_Task prompt_
Each record needs to be echoed exactly; can you do that?

*** Data to use

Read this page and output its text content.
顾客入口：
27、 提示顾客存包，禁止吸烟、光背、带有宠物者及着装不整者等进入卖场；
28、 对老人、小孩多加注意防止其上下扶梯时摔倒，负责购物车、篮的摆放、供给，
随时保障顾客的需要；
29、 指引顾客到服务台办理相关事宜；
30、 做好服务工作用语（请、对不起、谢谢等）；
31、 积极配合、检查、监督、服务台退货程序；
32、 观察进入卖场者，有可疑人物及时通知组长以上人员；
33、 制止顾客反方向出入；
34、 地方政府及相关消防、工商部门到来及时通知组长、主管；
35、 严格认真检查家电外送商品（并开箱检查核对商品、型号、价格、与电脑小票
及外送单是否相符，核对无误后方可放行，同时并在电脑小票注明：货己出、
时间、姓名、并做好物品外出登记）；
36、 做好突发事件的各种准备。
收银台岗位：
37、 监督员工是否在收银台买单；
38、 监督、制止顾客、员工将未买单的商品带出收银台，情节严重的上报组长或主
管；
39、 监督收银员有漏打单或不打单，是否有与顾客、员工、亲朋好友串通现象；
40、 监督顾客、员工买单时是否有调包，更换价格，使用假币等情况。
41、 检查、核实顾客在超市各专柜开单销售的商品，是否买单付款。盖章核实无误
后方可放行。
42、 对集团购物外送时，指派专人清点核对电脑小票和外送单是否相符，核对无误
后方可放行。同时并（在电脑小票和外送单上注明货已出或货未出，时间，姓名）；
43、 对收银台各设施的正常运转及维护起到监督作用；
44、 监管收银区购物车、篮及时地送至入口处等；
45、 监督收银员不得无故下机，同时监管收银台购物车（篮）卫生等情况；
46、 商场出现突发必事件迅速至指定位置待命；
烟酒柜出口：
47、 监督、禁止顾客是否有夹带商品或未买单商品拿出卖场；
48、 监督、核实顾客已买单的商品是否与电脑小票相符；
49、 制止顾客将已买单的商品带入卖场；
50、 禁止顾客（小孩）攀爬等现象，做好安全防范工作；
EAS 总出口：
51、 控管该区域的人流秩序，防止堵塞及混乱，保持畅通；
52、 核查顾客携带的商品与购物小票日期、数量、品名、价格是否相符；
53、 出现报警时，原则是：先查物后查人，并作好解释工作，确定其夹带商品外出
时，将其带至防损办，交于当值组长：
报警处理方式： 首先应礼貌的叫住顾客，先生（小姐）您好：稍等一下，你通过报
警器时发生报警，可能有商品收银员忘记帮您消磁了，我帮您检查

******

_Solution for this problem_
Read this page and output its text content.
顾客入口：
27、 提示顾客存包，禁止吸烟、光背、带有宠物者及着装不整者等进入卖场；
28、 对老人、小孩多加注意防止其上下扶梯时摔倒，负责购物车、篮的摆放、供给，
随时保障顾客的需要；
29、 指引顾客到服务台办理相关事宜；
30、 做好服务工作用语（请、对不起、谢谢等）；
31、 积极配合、检查、监督、服务台退货程序；
32、 观察进入卖场者，有可疑人物及时通知组长以上人员；
33、 制止顾客反方向出入；
34、 地方政府及相关消防、工商部门到来及时通知组长、主管；
35、 严格认真检查家电外送商品（并开箱检查核对商品、型号、价格、与电脑小票
及外送单是否相符，核对无误后方可放行，同时并在电脑小票注明：货己出、
时间、姓名、并做好物品外出登记）；
36、 做好突发事件的各种准备。
收银台岗位：
37、 监督员工是否在收银台买单；
38、 监督、制止顾客、员工将未买单的商品带出收银台，情节严重的上报组长或主
管；
39、 监督收银员有漏打单或不打单，是否有与顾客、员工、亲朋好友串通现象；
40、 监督顾客、员工买单时是否有调包，更换价格，使用假币等情况。
41、 检查、核实顾客在超市各专柜开单销售的商品，是否买单付款。盖章核实无误
后方可放行。
42、 对集团购物外送时，指派专人清点核对电脑小票和外送单是否相符，核对无误
后方可放行。同时并（在电脑小票和外送单上注明货已出或货未出，时间，姓名）；
43、 对收银台各设施的正常运转及维护起到监督作用；
44、 监管收银区购物车、篮及时地送至入口处等；
45、 监督收银员不得无故下机，同时监管收银台购物车（篮）卫生等情况；
46、 商场出现突发必事件迅速至指定位置待命；
烟酒柜出口：
47、 监督、禁止顾客是否有夹带商品或未买单商品拿出卖场；
48、 监督、核实顾客已买单的商品是否与电脑小票相符；
49、 制止顾客将已买单的商品带入卖场；
50、 禁止顾客（小孩）攀爬等现象，做好安全防范工作；
EAS 总出口：
51、 控管该区域的人流秩序，防止堵塞及混乱，保持畅通；
52、 核查顾客携带的商品与购物小票日期、数量、品名、价格是否相符；
53、 出现报警时，原则是：先查物后查人，并作好解释工作，确定其夹带商品外出
时，将其带至防损办，交于当值组长：
报警处理方式： 首先应礼貌的叫住顾客，先生（小姐）您好：稍等一下，你通过报
警器时发生报警，可能有商品收银员忘记帮您消磁了，我帮您检查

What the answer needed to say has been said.